- **Your instructions**
For each line in the data below that holds "İzin", return a copy.

— Begin Data entries —

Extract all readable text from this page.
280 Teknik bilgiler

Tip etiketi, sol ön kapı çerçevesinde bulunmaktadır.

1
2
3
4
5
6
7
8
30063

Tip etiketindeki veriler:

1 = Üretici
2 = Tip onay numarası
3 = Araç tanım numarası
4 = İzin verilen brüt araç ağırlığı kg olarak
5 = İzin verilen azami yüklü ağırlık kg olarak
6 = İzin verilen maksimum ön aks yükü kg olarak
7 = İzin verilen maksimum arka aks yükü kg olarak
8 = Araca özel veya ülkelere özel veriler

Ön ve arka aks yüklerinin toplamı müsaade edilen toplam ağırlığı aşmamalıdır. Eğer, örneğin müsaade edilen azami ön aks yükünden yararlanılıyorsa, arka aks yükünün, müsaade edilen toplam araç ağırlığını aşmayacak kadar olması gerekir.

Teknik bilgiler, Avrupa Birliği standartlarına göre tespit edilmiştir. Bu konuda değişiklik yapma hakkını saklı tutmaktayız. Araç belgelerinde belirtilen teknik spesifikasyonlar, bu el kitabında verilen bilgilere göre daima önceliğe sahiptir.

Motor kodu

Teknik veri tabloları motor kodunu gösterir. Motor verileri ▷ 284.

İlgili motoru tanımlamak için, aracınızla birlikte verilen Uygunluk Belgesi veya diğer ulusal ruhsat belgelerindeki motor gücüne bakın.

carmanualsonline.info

— End Data entries —

- **Exercise response**
4 = İzin verilen brüt araç ağırlığı kg olarak
5 = İzin verilen azami yüklü ağırlık kg olarak
6 = İzin verilen maksimum ön aks yükü kg olarak
7 = İzin verilen maksimum arka aks yükü kg olarak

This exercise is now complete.